## GIVEN EXERCISE
Go through the lines below. Copy those with "Islands".

━━━ INFORMATION SUPPLIED

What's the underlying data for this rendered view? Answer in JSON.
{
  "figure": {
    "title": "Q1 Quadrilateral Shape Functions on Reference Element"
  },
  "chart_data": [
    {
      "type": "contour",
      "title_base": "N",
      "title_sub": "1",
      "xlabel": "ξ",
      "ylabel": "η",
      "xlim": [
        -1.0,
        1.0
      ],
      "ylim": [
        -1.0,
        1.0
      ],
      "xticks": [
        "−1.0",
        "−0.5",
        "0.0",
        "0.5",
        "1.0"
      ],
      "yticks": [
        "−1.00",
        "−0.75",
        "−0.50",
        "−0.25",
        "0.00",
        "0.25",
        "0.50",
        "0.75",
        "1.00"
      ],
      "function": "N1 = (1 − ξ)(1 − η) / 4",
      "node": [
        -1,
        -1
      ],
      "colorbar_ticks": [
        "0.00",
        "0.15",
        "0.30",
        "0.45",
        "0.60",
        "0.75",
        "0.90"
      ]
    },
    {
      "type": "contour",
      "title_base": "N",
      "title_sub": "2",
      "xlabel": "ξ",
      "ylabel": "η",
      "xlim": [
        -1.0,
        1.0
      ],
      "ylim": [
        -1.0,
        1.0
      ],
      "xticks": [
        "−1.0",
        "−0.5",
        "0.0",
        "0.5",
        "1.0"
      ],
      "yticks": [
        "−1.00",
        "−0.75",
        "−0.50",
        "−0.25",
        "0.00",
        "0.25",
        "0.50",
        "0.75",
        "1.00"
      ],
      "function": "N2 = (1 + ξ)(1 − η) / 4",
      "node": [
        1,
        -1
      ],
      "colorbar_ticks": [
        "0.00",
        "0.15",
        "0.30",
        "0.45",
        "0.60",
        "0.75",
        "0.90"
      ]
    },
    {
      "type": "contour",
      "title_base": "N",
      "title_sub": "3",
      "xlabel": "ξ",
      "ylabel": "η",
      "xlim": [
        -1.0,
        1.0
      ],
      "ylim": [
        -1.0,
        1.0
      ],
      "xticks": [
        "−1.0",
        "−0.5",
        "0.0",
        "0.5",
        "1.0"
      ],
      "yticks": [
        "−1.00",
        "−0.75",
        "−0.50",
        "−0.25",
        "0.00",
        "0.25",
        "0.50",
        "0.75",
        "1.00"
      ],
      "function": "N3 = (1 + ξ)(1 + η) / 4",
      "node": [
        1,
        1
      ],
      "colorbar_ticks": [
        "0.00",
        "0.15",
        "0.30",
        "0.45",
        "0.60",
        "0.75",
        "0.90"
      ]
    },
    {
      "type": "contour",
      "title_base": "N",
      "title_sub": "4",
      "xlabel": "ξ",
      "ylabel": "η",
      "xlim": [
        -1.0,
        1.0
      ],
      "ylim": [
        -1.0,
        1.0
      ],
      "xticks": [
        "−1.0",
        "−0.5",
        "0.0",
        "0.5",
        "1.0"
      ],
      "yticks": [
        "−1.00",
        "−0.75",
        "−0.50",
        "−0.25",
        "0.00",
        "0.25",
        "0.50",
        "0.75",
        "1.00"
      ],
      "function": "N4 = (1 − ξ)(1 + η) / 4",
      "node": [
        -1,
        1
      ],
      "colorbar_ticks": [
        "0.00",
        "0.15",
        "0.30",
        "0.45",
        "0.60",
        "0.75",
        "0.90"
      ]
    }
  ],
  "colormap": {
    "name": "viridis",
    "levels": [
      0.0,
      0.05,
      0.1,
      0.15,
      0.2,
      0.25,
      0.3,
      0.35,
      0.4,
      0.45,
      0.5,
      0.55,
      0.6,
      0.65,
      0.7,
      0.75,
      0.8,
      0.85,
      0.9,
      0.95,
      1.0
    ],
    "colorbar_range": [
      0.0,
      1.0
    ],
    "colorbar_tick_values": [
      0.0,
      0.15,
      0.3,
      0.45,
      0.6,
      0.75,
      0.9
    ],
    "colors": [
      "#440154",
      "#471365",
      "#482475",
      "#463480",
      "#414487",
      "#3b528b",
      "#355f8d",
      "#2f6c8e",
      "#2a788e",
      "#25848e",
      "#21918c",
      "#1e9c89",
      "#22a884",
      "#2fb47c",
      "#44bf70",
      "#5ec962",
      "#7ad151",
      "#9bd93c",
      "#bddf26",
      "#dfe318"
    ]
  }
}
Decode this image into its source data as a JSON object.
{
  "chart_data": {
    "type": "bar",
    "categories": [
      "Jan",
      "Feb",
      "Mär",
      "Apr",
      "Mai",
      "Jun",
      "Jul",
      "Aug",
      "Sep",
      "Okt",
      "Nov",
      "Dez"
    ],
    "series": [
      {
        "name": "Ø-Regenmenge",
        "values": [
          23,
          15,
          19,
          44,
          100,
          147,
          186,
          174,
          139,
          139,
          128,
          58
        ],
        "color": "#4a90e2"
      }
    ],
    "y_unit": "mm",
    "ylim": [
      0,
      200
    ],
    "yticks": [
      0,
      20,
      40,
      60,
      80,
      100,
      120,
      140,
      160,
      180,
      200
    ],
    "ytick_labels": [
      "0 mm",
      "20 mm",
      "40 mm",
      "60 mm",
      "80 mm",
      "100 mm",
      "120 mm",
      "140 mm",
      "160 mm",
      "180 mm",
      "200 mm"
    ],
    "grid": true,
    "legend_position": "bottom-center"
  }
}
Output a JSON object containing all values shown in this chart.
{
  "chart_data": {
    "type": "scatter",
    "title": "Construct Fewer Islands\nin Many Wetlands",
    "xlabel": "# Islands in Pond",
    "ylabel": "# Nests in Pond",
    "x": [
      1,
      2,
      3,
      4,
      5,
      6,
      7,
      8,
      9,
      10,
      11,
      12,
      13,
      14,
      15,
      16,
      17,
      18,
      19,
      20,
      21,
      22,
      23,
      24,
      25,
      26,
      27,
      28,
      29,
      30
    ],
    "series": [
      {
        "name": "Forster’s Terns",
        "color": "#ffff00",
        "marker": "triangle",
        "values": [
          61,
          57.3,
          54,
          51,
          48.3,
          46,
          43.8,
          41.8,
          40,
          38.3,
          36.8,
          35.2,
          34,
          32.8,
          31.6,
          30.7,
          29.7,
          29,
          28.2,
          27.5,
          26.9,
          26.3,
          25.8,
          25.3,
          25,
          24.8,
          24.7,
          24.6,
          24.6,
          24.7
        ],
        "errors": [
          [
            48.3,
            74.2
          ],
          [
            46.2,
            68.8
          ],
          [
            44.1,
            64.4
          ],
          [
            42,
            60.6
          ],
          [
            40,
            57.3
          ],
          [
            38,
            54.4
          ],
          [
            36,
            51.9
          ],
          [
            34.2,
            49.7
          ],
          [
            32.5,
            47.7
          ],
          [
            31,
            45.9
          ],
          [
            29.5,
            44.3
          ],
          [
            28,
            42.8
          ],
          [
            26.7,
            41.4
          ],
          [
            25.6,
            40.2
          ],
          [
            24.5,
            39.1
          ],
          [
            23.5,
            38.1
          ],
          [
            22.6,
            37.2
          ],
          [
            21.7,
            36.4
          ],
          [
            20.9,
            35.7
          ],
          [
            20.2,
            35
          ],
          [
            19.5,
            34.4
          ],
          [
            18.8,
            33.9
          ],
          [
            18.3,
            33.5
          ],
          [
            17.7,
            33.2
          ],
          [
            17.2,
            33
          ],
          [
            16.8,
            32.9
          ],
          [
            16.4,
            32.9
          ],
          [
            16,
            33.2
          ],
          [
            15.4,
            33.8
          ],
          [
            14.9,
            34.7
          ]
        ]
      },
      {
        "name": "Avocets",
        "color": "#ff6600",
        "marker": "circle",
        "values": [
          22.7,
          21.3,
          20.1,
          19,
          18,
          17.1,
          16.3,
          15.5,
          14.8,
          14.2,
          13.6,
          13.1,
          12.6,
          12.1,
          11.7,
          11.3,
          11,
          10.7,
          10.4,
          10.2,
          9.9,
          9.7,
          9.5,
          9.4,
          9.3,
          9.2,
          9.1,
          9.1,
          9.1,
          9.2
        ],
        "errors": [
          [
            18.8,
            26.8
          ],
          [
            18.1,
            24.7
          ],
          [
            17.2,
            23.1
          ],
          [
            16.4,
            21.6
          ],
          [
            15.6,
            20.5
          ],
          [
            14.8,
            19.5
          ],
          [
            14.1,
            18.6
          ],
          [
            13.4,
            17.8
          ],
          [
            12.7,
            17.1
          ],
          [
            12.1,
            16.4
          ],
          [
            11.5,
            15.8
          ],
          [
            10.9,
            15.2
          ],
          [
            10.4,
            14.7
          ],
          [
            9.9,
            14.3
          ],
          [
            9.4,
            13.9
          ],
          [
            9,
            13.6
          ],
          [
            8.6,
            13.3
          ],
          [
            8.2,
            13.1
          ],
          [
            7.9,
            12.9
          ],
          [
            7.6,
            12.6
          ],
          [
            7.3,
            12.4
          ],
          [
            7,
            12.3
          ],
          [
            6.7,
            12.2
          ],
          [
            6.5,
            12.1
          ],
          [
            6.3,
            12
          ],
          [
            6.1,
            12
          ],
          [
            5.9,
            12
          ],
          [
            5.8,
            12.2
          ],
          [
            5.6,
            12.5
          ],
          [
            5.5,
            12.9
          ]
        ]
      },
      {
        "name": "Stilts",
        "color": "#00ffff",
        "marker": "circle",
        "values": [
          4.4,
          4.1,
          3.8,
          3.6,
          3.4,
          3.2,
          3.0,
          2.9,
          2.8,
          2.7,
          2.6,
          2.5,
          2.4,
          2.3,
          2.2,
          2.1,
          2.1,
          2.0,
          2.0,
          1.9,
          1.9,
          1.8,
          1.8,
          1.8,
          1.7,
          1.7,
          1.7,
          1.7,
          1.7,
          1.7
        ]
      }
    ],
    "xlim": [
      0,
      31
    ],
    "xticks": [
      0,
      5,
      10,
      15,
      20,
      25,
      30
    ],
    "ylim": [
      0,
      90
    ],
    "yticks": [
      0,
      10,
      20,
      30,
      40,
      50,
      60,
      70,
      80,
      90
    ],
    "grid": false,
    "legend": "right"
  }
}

━━━━━━

## COMPLETED EXERCISE
    "title": "Construct Fewer Islands\nin Many Wetlands",
    "xlabel": "# Islands in Pond",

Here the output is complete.